_What to do:_ Carry on the Go question about command-line arguments from its last line.
Page extract Start Marker
5

I'm writing a go program and I need to use command arguments. However if I don't pass arguments when I run the executable or go run gosite.go the code it does the following runtime error.

panic: runtime error: index out of range

goroutine 1 [running]:
runtime.panic(0x80c8540, 0x816d4b7)
/usr/lib/go/src/pkg/runtime/panic.c:266 +0xac
main.main()
/home/jacob/github/gosite/src/github.com/zachdyer/gosite/gosite.go:11 +0x168

The error is found on line 11. So my question is am I using the os.Args in the wrong way? Does this need to be initialized in a different way? Also why does it seem to be going in an infinite loop there? If I pass in an argument the program runs without any errors and prints the argument.

import (
    "fmt"
    "os"
)

var root string

func main() {
    command := os.Args[1]
    if command != "" {
        fmt.Println(command)
    } else {
        command = ""
        fmt.Println("No command given")
    }

    createDir("public")
    createDir("themes")
}

func createDir(dir string) {
    root = "../../../../"
Page extract End Marker
Data records Start Marker
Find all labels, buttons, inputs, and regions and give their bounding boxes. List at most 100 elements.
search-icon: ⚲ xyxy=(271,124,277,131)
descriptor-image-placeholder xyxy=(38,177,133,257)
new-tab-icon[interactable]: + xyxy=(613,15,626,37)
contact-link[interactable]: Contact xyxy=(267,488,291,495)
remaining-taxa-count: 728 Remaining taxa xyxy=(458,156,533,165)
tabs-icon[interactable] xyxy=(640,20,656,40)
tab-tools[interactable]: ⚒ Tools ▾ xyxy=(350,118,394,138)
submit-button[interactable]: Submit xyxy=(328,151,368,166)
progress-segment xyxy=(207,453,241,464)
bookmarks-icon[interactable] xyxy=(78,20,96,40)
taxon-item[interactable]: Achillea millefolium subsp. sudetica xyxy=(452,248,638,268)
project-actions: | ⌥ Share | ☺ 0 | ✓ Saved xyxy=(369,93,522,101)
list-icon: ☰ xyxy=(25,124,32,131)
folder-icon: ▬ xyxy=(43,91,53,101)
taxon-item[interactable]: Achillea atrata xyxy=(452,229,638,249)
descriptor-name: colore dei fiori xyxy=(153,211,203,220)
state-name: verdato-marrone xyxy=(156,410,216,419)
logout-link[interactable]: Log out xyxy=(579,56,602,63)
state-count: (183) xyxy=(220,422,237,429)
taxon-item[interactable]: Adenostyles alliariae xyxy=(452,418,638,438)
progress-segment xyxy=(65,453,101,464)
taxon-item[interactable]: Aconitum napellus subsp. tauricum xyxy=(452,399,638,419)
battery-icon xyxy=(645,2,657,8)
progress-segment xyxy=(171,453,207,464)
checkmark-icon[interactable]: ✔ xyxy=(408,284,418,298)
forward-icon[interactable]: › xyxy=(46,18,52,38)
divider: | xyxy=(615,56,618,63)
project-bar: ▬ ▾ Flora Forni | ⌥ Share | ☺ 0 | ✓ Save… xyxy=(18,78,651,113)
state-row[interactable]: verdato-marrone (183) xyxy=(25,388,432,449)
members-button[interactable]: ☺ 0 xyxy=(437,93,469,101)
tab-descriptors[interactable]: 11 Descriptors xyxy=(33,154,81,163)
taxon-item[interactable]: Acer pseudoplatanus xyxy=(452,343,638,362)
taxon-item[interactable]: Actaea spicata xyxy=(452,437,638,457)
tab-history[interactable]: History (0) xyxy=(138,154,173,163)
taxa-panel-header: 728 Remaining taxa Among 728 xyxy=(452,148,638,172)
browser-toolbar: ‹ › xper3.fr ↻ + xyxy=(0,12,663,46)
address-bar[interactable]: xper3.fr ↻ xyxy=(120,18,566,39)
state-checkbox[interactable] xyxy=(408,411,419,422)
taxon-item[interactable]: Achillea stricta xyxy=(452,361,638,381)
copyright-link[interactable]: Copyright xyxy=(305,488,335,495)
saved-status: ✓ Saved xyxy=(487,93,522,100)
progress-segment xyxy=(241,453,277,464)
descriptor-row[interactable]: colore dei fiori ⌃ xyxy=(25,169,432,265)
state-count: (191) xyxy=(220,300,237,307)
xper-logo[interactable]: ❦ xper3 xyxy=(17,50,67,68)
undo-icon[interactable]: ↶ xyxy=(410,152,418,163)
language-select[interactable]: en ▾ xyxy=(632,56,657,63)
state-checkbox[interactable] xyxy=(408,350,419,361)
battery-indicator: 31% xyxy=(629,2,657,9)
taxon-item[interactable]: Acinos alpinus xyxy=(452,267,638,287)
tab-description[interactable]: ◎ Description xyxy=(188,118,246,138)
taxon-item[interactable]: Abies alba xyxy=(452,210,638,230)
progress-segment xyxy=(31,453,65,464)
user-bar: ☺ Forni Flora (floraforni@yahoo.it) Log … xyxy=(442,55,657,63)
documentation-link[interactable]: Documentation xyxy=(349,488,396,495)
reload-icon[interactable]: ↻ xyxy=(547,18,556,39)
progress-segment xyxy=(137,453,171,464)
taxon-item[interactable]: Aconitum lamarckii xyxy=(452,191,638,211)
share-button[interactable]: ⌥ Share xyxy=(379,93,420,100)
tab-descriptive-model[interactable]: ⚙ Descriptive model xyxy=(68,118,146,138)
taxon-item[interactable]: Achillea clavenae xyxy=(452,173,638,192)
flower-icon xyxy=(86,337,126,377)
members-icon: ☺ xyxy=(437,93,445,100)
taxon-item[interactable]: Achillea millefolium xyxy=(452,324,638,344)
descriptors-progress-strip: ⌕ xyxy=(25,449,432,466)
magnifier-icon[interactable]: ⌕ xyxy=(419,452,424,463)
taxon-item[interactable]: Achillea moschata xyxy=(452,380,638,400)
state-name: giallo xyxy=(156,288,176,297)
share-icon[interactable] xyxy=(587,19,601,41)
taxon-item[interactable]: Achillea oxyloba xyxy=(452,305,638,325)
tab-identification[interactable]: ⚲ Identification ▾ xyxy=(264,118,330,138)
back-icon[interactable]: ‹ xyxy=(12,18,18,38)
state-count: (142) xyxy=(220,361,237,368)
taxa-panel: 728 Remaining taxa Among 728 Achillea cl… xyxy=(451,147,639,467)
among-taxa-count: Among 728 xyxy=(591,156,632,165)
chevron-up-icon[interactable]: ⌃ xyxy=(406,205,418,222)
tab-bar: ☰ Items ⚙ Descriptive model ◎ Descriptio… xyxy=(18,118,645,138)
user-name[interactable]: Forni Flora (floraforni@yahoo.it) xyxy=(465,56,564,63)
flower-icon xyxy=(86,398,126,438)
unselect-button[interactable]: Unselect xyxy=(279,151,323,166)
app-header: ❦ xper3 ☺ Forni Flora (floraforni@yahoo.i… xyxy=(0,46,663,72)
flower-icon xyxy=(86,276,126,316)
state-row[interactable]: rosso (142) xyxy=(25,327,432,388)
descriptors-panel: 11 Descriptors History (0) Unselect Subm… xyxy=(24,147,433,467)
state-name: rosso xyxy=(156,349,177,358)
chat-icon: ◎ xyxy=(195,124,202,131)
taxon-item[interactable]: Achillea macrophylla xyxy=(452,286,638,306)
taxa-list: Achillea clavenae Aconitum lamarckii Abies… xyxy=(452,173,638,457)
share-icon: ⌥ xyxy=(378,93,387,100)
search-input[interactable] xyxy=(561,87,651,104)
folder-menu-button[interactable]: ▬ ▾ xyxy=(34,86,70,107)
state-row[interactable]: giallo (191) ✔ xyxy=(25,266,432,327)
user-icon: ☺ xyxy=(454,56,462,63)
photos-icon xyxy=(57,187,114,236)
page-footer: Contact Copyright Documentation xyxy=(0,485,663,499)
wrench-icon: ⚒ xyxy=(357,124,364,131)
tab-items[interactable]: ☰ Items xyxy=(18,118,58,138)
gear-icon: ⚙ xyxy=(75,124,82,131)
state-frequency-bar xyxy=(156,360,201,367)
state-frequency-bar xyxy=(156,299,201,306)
Data records End Marker
_Response to this task:_
    err := os.Mkdir(root + dir, 0777)
    if err != nil {
        fmt.Println(err)
    }

}

2 Answers 2

24

First check the length of the os.Args slice and only index up to its length - 1:

if len(os.Args) > 1 {
    command := os.Args[1]
    // do something with command
} else {
    // No arguments were specified!
}

os.Args hold the command-line arguments, starting with the program name.

os.Args[0] is the program name. If there are arguments, they go to Args[1], Args[2]...

If no arguments were specified, the length of os.Args will be 1 and will hold only the program name.

Also for easier and more sophisticated arguments handling check out the flag package.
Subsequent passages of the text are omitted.